Make an exact copy of the lines below.

----

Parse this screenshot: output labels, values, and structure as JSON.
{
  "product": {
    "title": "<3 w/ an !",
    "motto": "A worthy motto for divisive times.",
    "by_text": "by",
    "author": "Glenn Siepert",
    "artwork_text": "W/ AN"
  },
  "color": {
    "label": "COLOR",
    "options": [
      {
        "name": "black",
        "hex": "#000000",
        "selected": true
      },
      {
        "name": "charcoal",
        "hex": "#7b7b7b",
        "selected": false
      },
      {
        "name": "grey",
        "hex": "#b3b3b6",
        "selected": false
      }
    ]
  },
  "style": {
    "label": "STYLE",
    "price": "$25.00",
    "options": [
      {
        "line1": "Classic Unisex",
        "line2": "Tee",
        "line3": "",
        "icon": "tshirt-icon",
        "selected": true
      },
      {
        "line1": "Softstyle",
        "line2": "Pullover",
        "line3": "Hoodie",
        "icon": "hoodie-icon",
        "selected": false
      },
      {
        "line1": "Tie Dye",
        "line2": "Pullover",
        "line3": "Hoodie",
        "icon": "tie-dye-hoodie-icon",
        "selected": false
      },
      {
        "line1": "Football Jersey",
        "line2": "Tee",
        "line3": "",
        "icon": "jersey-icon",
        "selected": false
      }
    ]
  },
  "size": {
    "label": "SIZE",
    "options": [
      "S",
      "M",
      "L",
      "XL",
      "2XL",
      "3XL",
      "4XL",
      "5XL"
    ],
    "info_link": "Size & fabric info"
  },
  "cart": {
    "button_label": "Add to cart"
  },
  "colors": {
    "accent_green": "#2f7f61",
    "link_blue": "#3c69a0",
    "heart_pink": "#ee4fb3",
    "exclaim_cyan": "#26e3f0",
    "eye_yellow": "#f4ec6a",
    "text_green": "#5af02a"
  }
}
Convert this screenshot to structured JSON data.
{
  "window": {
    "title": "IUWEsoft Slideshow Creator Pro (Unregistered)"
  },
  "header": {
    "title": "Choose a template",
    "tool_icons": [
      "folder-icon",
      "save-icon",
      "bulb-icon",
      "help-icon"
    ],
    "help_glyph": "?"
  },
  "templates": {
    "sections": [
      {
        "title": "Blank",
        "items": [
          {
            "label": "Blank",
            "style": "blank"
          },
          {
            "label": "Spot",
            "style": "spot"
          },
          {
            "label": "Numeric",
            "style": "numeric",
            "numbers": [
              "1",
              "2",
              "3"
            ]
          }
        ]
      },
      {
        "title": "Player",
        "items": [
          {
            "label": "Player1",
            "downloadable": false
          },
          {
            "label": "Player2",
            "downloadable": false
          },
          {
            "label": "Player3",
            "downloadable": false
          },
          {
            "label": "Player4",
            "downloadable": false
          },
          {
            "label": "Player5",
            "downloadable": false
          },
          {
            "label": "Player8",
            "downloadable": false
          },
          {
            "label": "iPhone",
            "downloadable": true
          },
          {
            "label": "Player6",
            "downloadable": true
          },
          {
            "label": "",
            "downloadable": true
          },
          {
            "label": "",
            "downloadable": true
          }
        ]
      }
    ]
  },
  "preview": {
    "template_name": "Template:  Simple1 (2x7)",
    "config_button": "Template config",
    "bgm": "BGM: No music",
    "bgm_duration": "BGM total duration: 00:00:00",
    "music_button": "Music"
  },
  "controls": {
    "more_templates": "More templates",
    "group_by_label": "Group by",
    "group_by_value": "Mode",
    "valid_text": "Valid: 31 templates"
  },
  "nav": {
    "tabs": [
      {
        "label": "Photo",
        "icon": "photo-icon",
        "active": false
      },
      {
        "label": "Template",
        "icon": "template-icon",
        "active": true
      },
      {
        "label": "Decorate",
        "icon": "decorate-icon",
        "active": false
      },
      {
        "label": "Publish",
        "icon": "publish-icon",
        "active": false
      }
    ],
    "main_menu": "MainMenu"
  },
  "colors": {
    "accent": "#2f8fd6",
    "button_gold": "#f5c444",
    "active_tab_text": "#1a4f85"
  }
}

----

Solution
Parse this screenshot: output labels, values, and structure as JSON.
{
  "product": {
    "title": "<3 w/ an !",
    "motto": "A worthy motto for divisive times.",
    "by_text": "by",
    "author": "Glenn Siepert",
    "artwork_text": "W/ AN"
  },
  "color": {
    "label": "COLOR",
    "options": [
      {
        "name": "black",
        "hex": "#000000",
        "selected": true
      },
      {
        "name": "charcoal",
        "hex": "#7b7b7b",
        "selected": false
      },
      {
        "name": "grey",
        "hex": "#b3b3b6",
        "selected": false
      }
    ]
  },
  "style": {
    "label": "STYLE",
    "price": "$25.00",
    "options": [
      {
        "line1": "Classic Unisex",
        "line2": "Tee",
        "line3": "",
        "icon": "tshirt-icon",
        "selected": true
      },
      {
        "line1": "Softstyle",
        "line2": "Pullover",
        "line3": "Hoodie",
        "icon": "hoodie-icon",
        "selected": false
      },
      {
        "line1": "Tie Dye",
        "line2": "Pullover",
        "line3": "Hoodie",
        "icon": "tie-dye-hoodie-icon",
        "selected": false
      },
      {
        "line1": "Football Jersey",
        "line2": "Tee",
        "line3": "",
        "icon": "jersey-icon",
        "selected": false
      }
    ]
  },
  "size": {
    "label": "SIZE",
    "options": [
      "S",
      "M",
      "L",
      "XL",
      "2XL",
      "3XL",
      "4XL",
      "5XL"
    ],
    "info_link": "Size & fabric info"
  },
  "cart": {
    "button_label": "Add to cart"
  },
  "colors": {
    "accent_green": "#2f7f61",
    "link_blue": "#3c69a0",
    "heart_pink": "#ee4fb3",
    "exclaim_cyan": "#26e3f0",
    "eye_yellow": "#f4ec6a",
    "text_green": "#5af02a"
  }
}
Convert this screenshot to structured JSON data.
{
  "window": {
    "title": "IUWEsoft Slideshow Creator Pro (Unregistered)"
  },
  "header": {
    "title": "Choose a template",
    "tool_icons": [
      "folder-icon",
      "save-icon",
      "bulb-icon",
      "help-icon"
    ],
    "help_glyph": "?"
  },
  "templates": {
    "sections": [
      {
        "title": "Blank",
        "items": [
          {
            "label": "Blank",
            "style": "blank"
          },
          {
            "label": "Spot",
            "style": "spot"
          },
          {
            "label": "Numeric",
            "style": "numeric",
            "numbers": [
              "1",
              "2",
              "3"
            ]
          }
        ]
      },
      {
        "title": "Player",
        "items": [
          {
            "label": "Player1",
            "downloadable": false
          },
          {
            "label": "Player2",
            "downloadable": false
          },
          {
            "label": "Player3",
            "downloadable": false
          },
          {
            "label": "Player4",
            "downloadable": false
          },
          {
            "label": "Player5",
            "downloadable": false
          },
          {
            "label": "Player8",
            "downloadable": false
          },
          {
            "label": "iPhone",
            "downloadable": true
          },
          {
            "label": "Player6",
            "downloadable": true
          },
          {
            "label": "",
            "downloadable": true
          },
          {
            "label": "",
            "downloadable": true
          }
        ]
      }
    ]
  },
  "preview": {
    "template_name": "Template:  Simple1 (2x7)",
    "config_button": "Template config",
    "bgm": "BGM: No music",
    "bgm_duration": "BGM total duration: 00:00:00",
    "music_button": "Music"
  },
  "controls": {
    "more_templates": "More templates",
    "group_by_label": "Group by",
    "group_by_value": "Mode",
    "valid_text": "Valid: 31 templates"
  },
  "nav": {
    "tabs": [
      {
        "label": "Photo",
        "icon": "photo-icon",
        "active": false
      },
      {
        "label": "Template",
        "icon": "template-icon",
        "active": true
      },
      {
        "label": "Decorate",
        "icon": "decorate-icon",
        "active": false
      },
      {
        "label": "Publish",
        "icon": "publish-icon",
        "active": false
      }
    ],
    "main_menu": "MainMenu"
  },
  "colors": {
    "accent": "#2f8fd6",
    "button_gold": "#f5c444",
    "active_tab_text": "#1a4f85"
  }
}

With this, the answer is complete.